» Instructions to follow:
Every line containing the word "this" needs to be found and copied.

» Recorded information:
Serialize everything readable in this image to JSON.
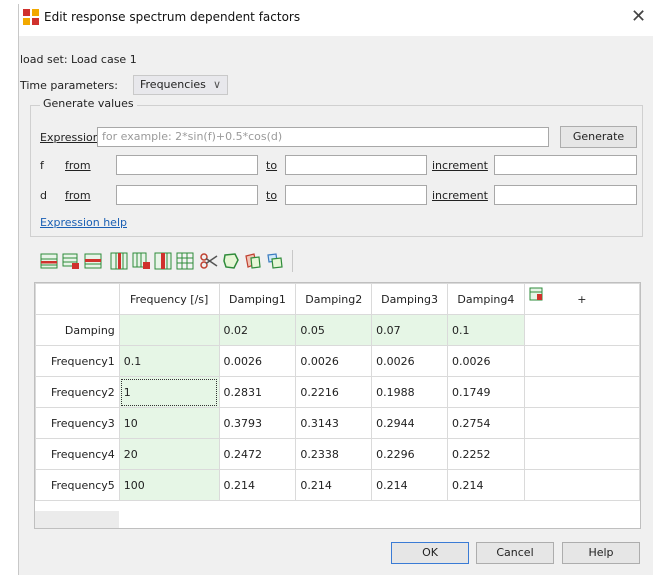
{
  "window": {
    "title": "Edit response spectrum dependent factors",
    "close_glyph": "✕"
  },
  "load_set": "load set: Load case 1",
  "time_params": {
    "label": "Time parameters:",
    "value": "Frequencies",
    "arrow": "∨"
  },
  "generate": {
    "legend": "Generate values",
    "expression": {
      "label": "Expression",
      "placeholder": "for example: 2*sin(f)+0.5*cos(d)",
      "button": "Generate"
    },
    "rows": [
      {
        "var": "f",
        "from": "from",
        "to": "to",
        "increment": "increment"
      },
      {
        "var": "d",
        "from": "from",
        "to": "to",
        "increment": "increment"
      }
    ],
    "help_link": "Expression help"
  },
  "toolbar": {
    "icons": [
      "insert-row-icon",
      "append-row-icon",
      "delete-row-icon",
      "insert-column-icon",
      "append-column-icon",
      "delete-column-icon",
      "clear-table-icon",
      "cut-icon",
      "copy-icon",
      "paste-icon",
      "paste-special-icon"
    ]
  },
  "grid": {
    "headers": [
      "",
      "Frequency [/s]",
      "Damping1",
      "Damping2",
      "Damping3",
      "Damping4",
      "+"
    ],
    "damping_row": {
      "label": "Damping",
      "values": [
        "0.02",
        "0.05",
        "0.07",
        "0.1"
      ]
    },
    "rows": [
      {
        "label": "Frequency1",
        "freq": "0.1",
        "values": [
          "0.0026",
          "0.0026",
          "0.0026",
          "0.0026"
        ]
      },
      {
        "label": "Frequency2",
        "freq": "1",
        "values": [
          "0.2831",
          "0.2216",
          "0.1988",
          "0.1749"
        ]
      },
      {
        "label": "Frequency3",
        "freq": "10",
        "values": [
          "0.3793",
          "0.3143",
          "0.2944",
          "0.2754"
        ]
      },
      {
        "label": "Frequency4",
        "freq": "20",
        "values": [
          "0.2472",
          "0.2338",
          "0.2296",
          "0.2252"
        ]
      },
      {
        "label": "Frequency5",
        "freq": "100",
        "values": [
          "0.214",
          "0.214",
          "0.214",
          "0.214"
        ]
      }
    ]
  },
  "buttons": {
    "ok": "OK",
    "cancel": "Cancel",
    "help": "Help"
  },
  "colors": {
    "accent_green": "#e6f6e6",
    "link": "#1a5fb4",
    "icon_red": "#d0312d",
    "icon_green": "#2e8b3a"
  }
}
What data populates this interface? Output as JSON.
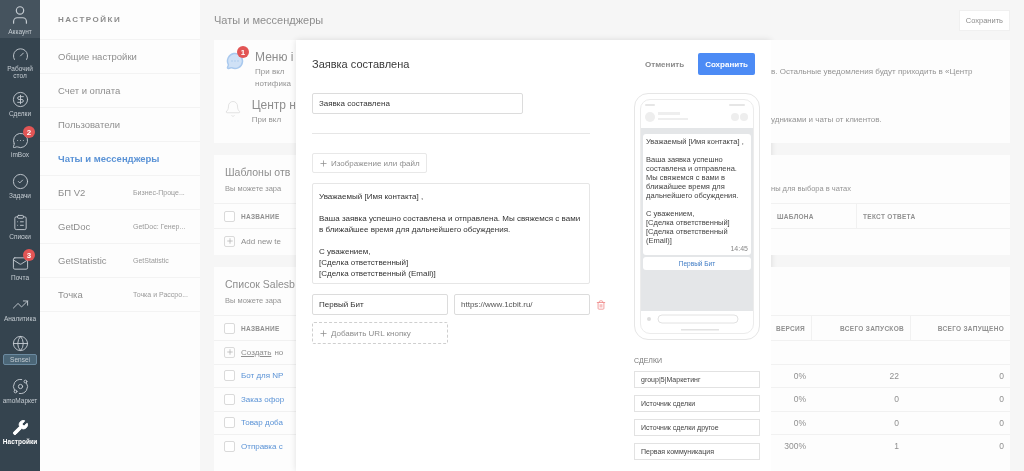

» Written answer:
Serialize everything readable in this image to JSON.
What data populates this interface? Output as JSON.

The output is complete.